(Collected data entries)
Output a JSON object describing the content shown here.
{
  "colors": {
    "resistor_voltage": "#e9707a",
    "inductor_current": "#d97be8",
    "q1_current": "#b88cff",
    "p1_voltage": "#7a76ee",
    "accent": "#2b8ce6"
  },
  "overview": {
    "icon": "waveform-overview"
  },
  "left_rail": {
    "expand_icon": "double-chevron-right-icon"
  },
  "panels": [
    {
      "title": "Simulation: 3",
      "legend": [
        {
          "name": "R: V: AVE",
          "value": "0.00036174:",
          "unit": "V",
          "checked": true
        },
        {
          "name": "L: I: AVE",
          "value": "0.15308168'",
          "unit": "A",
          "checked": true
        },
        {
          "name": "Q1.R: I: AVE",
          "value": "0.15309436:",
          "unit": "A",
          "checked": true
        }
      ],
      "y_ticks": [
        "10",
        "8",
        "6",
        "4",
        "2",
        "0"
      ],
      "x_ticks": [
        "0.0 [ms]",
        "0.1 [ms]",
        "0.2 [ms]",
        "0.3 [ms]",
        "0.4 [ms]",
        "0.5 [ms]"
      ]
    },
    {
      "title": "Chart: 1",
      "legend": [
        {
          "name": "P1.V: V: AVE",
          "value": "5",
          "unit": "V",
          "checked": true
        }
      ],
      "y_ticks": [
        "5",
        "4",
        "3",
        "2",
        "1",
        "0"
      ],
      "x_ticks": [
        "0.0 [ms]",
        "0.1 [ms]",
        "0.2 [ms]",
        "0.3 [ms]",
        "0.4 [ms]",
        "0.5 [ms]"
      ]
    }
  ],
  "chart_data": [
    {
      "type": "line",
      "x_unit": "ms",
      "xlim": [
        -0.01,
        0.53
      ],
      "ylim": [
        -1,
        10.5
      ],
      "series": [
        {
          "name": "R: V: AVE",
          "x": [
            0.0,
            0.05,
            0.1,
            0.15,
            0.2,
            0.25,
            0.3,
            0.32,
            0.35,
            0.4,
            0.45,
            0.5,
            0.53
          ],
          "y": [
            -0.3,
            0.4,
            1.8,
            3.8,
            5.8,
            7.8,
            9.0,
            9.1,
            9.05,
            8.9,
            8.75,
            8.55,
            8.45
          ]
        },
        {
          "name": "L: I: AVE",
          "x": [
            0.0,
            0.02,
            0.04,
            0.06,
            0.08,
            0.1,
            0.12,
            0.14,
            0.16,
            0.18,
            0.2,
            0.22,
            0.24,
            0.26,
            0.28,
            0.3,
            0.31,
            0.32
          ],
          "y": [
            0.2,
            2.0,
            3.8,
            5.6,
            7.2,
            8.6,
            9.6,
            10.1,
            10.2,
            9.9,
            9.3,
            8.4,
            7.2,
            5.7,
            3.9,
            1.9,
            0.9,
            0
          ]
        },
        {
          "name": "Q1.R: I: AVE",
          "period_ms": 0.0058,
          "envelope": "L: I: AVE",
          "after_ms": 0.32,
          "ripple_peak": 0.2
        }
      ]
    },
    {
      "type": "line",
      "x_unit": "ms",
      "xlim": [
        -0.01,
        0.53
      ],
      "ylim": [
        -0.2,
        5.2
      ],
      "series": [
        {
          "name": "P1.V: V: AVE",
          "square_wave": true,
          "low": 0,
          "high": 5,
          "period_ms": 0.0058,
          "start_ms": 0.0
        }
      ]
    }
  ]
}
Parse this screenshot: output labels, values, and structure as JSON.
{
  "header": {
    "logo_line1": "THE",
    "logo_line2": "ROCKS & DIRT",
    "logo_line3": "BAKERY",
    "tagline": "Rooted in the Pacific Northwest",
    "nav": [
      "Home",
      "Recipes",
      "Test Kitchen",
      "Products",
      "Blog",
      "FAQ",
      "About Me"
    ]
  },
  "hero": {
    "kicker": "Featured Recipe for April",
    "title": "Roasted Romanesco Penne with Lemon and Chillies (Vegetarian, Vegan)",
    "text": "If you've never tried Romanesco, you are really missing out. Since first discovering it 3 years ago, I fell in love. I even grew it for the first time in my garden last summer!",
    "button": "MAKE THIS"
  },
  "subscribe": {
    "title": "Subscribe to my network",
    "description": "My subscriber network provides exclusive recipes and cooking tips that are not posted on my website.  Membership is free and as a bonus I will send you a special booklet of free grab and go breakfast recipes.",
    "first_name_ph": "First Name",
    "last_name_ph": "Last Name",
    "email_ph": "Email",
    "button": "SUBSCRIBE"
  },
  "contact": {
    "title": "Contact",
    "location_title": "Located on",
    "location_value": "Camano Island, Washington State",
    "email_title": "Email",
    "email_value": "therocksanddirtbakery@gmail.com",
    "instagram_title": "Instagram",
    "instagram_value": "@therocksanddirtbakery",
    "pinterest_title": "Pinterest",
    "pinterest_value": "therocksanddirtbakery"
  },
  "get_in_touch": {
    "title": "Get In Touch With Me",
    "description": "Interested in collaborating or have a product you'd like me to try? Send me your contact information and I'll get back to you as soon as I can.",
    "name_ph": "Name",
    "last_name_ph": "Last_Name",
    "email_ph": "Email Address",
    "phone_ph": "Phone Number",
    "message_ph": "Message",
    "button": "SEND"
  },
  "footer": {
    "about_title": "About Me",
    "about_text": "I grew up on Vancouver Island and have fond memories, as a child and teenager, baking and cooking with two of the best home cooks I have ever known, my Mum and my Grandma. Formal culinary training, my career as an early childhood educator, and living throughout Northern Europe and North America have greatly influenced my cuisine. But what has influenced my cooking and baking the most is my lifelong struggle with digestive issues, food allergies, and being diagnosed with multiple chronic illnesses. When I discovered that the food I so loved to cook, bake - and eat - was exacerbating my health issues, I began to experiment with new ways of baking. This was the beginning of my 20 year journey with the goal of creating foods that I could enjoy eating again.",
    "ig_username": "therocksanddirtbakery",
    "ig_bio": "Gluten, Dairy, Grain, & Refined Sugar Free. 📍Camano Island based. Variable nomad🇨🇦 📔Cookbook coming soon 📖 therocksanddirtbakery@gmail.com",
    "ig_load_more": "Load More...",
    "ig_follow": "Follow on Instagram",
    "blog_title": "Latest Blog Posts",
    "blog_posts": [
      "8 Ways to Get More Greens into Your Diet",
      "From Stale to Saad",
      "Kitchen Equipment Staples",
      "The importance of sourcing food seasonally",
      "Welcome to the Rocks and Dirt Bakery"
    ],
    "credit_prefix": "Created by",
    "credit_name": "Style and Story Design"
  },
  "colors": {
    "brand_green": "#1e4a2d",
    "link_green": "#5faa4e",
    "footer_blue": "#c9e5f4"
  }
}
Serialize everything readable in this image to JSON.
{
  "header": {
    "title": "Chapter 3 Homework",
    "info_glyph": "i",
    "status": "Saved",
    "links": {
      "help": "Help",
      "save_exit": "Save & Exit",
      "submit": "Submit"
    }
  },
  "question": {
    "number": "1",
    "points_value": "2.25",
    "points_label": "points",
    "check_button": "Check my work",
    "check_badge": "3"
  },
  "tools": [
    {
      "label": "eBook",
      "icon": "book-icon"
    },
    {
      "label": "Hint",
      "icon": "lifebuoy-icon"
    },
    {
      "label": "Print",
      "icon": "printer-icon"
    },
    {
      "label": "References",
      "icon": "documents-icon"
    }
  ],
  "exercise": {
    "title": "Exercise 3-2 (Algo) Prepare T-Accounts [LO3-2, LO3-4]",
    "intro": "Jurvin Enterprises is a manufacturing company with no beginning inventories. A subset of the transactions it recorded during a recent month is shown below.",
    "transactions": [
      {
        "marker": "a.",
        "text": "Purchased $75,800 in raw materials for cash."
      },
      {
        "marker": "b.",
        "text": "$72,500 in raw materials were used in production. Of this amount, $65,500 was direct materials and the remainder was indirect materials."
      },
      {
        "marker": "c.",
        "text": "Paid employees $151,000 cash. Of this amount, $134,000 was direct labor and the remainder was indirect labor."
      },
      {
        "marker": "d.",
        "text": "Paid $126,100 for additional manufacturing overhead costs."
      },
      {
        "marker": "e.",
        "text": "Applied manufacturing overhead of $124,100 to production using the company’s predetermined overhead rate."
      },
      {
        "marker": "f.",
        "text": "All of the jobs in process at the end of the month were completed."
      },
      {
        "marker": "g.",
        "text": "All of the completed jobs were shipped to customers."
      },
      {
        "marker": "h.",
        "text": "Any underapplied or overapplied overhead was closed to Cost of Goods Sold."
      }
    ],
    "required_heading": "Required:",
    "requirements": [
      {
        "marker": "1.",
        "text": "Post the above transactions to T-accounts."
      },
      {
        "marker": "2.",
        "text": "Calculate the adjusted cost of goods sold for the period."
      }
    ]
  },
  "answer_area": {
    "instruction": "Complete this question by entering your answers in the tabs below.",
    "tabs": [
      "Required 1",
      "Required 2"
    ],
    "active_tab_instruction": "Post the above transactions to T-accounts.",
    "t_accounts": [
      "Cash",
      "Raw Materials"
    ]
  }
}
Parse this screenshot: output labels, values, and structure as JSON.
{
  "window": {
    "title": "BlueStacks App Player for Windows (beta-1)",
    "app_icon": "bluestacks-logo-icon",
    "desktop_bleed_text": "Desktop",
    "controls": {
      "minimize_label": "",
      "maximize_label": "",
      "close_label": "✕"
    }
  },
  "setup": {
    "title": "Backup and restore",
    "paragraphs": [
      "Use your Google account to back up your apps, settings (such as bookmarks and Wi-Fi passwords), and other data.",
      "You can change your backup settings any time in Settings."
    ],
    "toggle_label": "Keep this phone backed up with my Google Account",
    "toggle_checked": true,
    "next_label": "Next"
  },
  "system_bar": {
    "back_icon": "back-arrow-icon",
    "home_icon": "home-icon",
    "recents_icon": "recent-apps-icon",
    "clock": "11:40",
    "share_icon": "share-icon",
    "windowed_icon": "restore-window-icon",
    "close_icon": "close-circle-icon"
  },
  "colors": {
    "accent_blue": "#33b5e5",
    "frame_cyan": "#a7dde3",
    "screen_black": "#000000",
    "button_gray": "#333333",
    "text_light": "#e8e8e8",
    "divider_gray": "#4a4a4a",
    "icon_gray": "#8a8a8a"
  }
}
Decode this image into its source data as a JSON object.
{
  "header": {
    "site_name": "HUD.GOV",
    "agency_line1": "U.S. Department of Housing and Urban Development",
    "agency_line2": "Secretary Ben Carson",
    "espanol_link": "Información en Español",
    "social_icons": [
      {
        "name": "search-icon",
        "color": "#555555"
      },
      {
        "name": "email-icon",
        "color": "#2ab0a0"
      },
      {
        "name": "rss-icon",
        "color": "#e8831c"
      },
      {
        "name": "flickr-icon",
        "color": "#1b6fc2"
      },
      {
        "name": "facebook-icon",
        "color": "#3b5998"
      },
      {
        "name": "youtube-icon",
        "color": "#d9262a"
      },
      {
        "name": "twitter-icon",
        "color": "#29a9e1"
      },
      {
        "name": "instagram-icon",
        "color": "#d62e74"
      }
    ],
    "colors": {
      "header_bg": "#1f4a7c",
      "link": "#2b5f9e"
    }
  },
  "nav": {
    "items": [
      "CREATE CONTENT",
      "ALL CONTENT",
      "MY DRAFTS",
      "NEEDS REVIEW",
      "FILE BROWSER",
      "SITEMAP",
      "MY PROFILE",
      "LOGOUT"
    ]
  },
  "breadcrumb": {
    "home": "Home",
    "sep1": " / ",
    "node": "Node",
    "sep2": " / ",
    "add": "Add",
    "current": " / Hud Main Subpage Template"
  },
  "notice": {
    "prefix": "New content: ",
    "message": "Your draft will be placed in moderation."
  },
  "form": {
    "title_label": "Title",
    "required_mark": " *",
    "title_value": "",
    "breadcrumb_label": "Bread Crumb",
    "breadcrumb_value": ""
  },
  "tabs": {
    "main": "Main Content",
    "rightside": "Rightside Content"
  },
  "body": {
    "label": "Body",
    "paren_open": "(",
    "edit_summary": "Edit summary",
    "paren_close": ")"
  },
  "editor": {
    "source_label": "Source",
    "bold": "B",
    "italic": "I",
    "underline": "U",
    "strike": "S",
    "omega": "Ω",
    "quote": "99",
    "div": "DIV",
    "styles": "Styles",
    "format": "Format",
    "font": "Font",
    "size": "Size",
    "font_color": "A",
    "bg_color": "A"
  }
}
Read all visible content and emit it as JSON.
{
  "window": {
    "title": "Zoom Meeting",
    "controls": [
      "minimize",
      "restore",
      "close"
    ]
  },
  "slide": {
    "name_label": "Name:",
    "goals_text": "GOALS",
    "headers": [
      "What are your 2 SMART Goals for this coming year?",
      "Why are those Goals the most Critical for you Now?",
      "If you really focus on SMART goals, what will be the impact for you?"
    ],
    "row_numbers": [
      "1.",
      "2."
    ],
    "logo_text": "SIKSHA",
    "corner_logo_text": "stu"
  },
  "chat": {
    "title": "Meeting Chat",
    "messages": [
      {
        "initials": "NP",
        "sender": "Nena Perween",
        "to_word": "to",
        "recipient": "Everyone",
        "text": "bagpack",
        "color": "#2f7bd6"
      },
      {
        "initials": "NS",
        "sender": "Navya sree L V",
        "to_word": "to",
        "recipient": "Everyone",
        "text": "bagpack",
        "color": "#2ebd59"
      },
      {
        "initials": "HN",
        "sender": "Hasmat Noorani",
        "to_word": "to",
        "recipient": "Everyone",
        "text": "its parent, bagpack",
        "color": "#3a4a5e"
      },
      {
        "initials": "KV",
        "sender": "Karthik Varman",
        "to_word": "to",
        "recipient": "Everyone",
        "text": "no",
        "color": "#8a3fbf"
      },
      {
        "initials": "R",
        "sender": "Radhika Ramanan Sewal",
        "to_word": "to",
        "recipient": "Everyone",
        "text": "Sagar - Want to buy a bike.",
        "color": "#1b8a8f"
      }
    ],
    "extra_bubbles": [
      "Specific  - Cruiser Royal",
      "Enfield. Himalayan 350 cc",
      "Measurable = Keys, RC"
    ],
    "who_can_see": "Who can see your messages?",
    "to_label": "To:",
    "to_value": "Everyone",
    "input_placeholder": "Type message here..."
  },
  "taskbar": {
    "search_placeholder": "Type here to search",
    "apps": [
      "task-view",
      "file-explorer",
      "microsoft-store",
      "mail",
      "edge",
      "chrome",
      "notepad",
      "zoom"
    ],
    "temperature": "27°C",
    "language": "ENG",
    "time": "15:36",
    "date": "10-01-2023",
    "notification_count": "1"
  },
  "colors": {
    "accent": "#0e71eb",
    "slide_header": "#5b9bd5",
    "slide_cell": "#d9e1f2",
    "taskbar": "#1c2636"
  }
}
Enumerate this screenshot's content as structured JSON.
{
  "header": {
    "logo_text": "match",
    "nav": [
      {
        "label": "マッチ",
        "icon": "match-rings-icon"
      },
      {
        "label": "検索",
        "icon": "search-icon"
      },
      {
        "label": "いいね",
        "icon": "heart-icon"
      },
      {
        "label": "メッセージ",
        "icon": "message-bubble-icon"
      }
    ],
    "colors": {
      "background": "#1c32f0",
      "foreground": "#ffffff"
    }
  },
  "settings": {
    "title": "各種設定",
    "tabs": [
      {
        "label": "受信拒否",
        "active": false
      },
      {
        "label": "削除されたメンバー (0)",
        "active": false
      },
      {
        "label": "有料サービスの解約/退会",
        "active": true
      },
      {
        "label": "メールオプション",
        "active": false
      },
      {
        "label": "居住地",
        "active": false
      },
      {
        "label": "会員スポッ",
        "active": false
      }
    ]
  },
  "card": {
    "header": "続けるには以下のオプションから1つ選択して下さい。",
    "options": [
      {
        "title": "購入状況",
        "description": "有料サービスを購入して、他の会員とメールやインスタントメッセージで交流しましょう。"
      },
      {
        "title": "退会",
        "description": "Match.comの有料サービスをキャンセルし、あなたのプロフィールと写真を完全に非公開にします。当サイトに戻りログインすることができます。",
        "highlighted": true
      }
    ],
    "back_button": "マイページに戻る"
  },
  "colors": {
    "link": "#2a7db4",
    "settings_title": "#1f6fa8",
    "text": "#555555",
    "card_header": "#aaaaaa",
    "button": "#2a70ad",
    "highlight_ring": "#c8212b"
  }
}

◆ **Task**:
What is the number of lines in the data holding the word "sender"? Reply with that number only.

◆ **Task output**:
5